--- begin Dataset extract ---

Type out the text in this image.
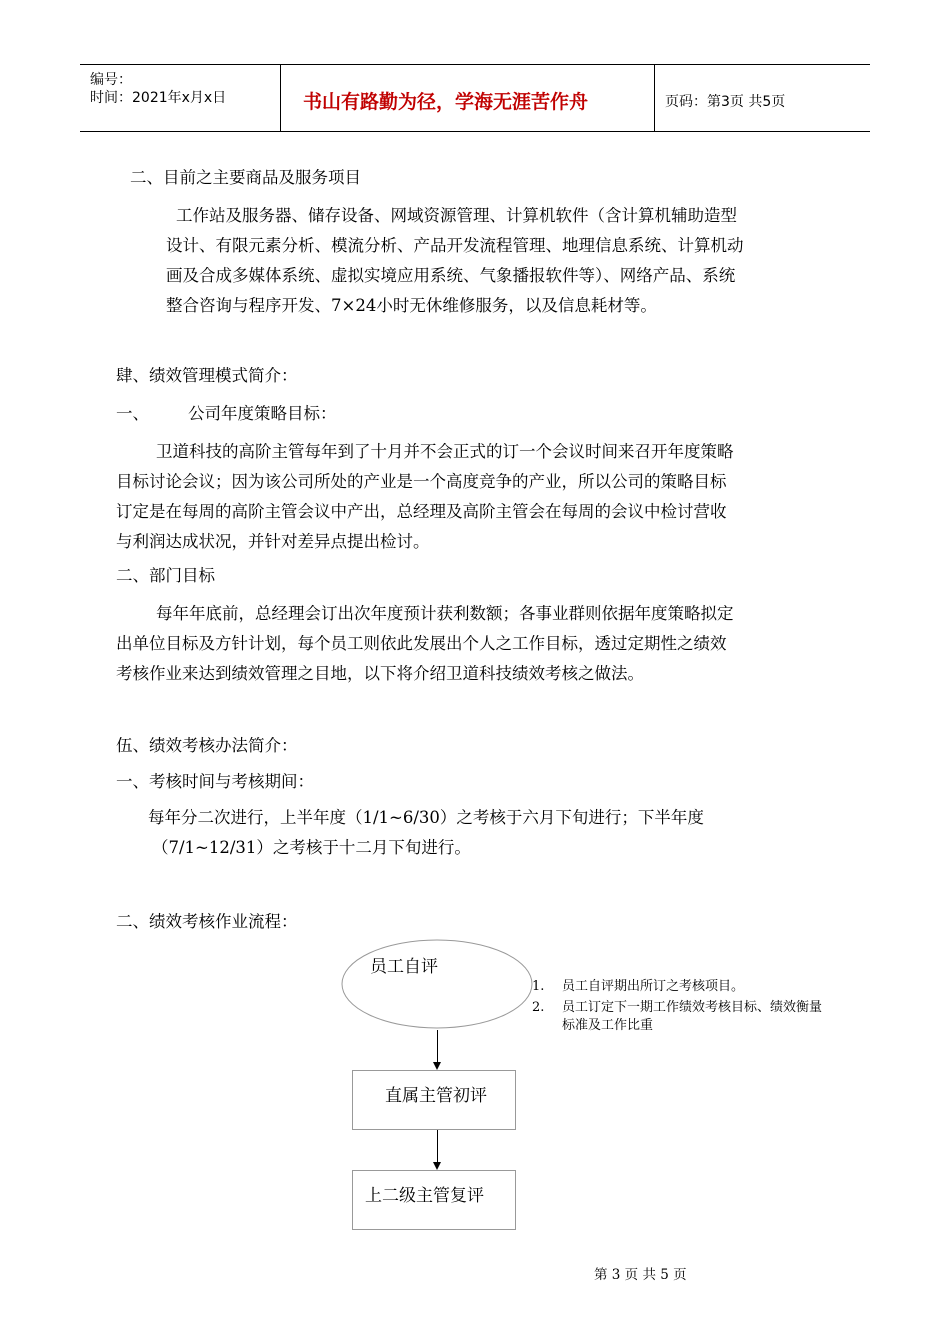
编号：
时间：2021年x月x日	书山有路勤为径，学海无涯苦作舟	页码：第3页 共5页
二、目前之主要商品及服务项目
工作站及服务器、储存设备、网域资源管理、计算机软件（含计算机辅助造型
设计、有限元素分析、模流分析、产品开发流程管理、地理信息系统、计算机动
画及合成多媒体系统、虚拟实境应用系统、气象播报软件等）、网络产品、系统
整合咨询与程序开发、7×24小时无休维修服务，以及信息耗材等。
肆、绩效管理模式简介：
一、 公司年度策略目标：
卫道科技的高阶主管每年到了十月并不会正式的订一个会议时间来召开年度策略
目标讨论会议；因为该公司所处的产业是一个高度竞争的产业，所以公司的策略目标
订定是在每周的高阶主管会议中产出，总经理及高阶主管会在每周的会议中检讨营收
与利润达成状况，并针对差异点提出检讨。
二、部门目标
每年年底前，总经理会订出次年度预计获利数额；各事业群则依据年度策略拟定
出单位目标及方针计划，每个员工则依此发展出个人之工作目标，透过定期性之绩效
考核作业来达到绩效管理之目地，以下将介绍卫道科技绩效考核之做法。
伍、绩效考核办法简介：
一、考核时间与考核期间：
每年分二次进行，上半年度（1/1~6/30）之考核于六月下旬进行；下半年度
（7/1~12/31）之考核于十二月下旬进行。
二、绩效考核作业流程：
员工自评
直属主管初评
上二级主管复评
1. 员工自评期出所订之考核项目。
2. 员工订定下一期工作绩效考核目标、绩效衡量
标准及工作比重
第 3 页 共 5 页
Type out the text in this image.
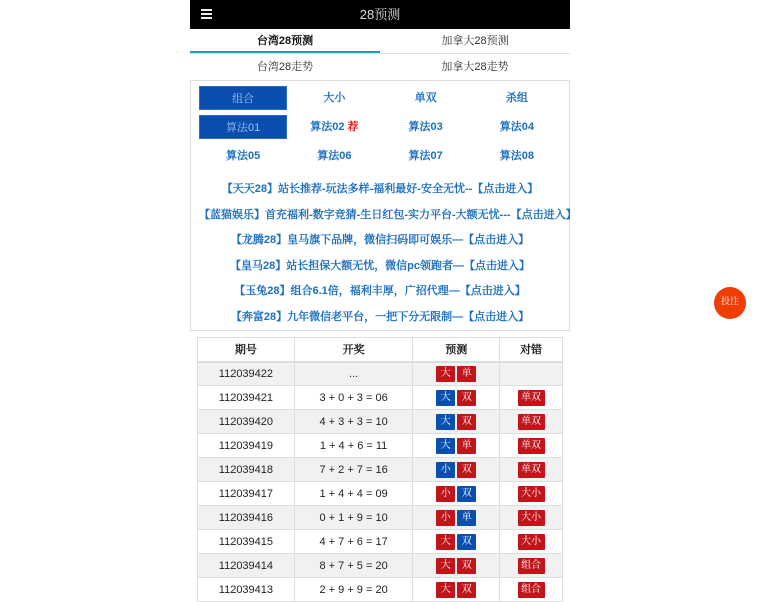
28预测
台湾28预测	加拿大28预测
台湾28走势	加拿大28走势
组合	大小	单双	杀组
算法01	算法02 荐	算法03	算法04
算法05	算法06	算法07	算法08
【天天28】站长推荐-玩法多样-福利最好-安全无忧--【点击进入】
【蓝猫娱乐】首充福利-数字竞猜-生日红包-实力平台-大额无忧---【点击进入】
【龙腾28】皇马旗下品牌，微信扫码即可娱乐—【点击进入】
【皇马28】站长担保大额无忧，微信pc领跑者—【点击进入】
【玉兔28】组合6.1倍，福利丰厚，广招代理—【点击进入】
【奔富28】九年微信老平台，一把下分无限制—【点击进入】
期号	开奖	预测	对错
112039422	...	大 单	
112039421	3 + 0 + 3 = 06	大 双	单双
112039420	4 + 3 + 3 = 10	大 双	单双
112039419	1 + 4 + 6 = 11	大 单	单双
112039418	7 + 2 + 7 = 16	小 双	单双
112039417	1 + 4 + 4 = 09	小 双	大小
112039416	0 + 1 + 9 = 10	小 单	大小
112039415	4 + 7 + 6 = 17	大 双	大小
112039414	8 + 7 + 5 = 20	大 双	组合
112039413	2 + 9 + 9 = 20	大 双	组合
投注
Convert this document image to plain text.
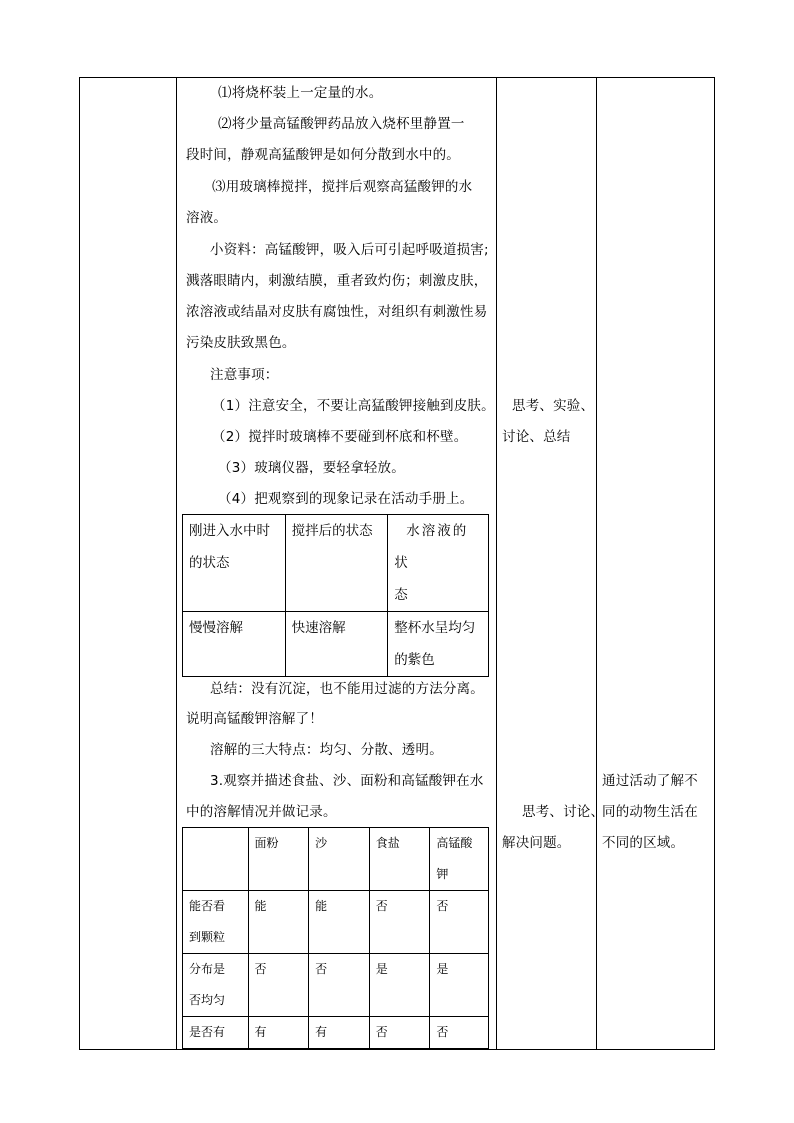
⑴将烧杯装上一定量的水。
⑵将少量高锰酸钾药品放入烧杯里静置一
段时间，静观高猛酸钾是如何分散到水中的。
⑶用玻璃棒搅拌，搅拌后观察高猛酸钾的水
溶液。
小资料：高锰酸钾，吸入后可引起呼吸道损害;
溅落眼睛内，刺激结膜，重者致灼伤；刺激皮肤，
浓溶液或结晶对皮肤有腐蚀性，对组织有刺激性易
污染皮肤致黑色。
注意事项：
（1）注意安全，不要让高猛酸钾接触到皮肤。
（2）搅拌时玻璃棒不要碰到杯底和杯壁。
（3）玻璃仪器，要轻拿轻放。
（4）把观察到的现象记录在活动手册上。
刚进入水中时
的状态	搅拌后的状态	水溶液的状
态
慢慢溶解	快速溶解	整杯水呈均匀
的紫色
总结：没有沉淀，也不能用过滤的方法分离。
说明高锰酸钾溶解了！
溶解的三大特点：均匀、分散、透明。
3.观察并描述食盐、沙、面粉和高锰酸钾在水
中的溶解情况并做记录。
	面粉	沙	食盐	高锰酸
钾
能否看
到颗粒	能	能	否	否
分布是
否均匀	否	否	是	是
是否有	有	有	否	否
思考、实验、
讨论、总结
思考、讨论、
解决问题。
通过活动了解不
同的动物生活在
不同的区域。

--- end Dataset extract ---

**Your goal**
Set each line of the records down exactly, leaving every picture out.

**Solution to this exercise**
Type out the text in this image.
编号：
时间：2021年x月x日	书山有路勤为径，学海无涯苦作舟	页码：第3页 共5页
二、目前之主要商品及服务项目
工作站及服务器、储存设备、网域资源管理、计算机软件（含计算机辅助造型
设计、有限元素分析、模流分析、产品开发流程管理、地理信息系统、计算机动
画及合成多媒体系统、虚拟实境应用系统、气象播报软件等）、网络产品、系统
整合咨询与程序开发、7×24小时无休维修服务，以及信息耗材等。
肆、绩效管理模式简介：
一、 公司年度策略目标：
卫道科技的高阶主管每年到了十月并不会正式的订一个会议时间来召开年度策略
目标讨论会议；因为该公司所处的产业是一个高度竞争的产业，所以公司的策略目标
订定是在每周的高阶主管会议中产出，总经理及高阶主管会在每周的会议中检讨营收
与利润达成状况，并针对差异点提出检讨。
二、部门目标
每年年底前，总经理会订出次年度预计获利数额；各事业群则依据年度策略拟定
出单位目标及方针计划，每个员工则依此发展出个人之工作目标，透过定期性之绩效
考核作业来达到绩效管理之目地，以下将介绍卫道科技绩效考核之做法。
伍、绩效考核办法简介：
一、考核时间与考核期间：
每年分二次进行，上半年度（1/1~6/30）之考核于六月下旬进行；下半年度
（7/1~12/31）之考核于十二月下旬进行。
二、绩效考核作业流程：
员工自评
直属主管初评
上二级主管复评
1. 员工自评期出所订之考核项目。
2. 员工订定下一期工作绩效考核目标、绩效衡量
标准及工作比重
第 3 页 共 5 页
Type out the text in this image.
28预测
台湾28预测	加拿大28预测
台湾28走势	加拿大28走势
组合	大小	单双	杀组
算法01	算法02 荐	算法03	算法04
算法05	算法06	算法07	算法08
【天天28】站长推荐-玩法多样-福利最好-安全无忧--【点击进入】
【蓝猫娱乐】首充福利-数字竞猜-生日红包-实力平台-大额无忧---【点击进入】
【龙腾28】皇马旗下品牌，微信扫码即可娱乐—【点击进入】
【皇马28】站长担保大额无忧，微信pc领跑者—【点击进入】
【玉兔28】组合6.1倍，福利丰厚，广招代理—【点击进入】
【奔富28】九年微信老平台，一把下分无限制—【点击进入】
期号	开奖	预测	对错
112039422	...	大 单	
112039421	3 + 0 + 3 = 06	大 双	单双
112039420	4 + 3 + 3 = 10	大 双	单双
112039419	1 + 4 + 6 = 11	大 单	单双
112039418	7 + 2 + 7 = 16	小 双	单双
112039417	1 + 4 + 4 = 09	小 双	大小
112039416	0 + 1 + 9 = 10	小 单	大小
112039415	4 + 7 + 6 = 17	大 双	大小
112039414	8 + 7 + 5 = 20	大 双	组合
112039413	2 + 9 + 9 = 20	大 双	组合
投注
Convert this document image to plain text.
⑴将烧杯装上一定量的水。
⑵将少量高锰酸钾药品放入烧杯里静置一
段时间，静观高猛酸钾是如何分散到水中的。
⑶用玻璃棒搅拌，搅拌后观察高猛酸钾的水
溶液。
小资料：高锰酸钾，吸入后可引起呼吸道损害;
溅落眼睛内，刺激结膜，重者致灼伤；刺激皮肤，
浓溶液或结晶对皮肤有腐蚀性，对组织有刺激性易
污染皮肤致黑色。
注意事项：
（1）注意安全，不要让高猛酸钾接触到皮肤。
（2）搅拌时玻璃棒不要碰到杯底和杯壁。
（3）玻璃仪器，要轻拿轻放。
（4）把观察到的现象记录在活动手册上。
刚进入水中时
的状态	搅拌后的状态	水溶液的状
态
慢慢溶解	快速溶解	整杯水呈均匀
的紫色
总结：没有沉淀，也不能用过滤的方法分离。
说明高锰酸钾溶解了！
溶解的三大特点：均匀、分散、透明。
3.观察并描述食盐、沙、面粉和高锰酸钾在水
中的溶解情况并做记录。
	面粉	沙	食盐	高锰酸
钾
能否看
到颗粒	能	能	否	否
分布是
否均匀	否	否	是	是
是否有	有	有	否	否
思考、实验、
讨论、总结
思考、讨论、
解决问题。
通过活动了解不
同的动物生活在
不同的区域。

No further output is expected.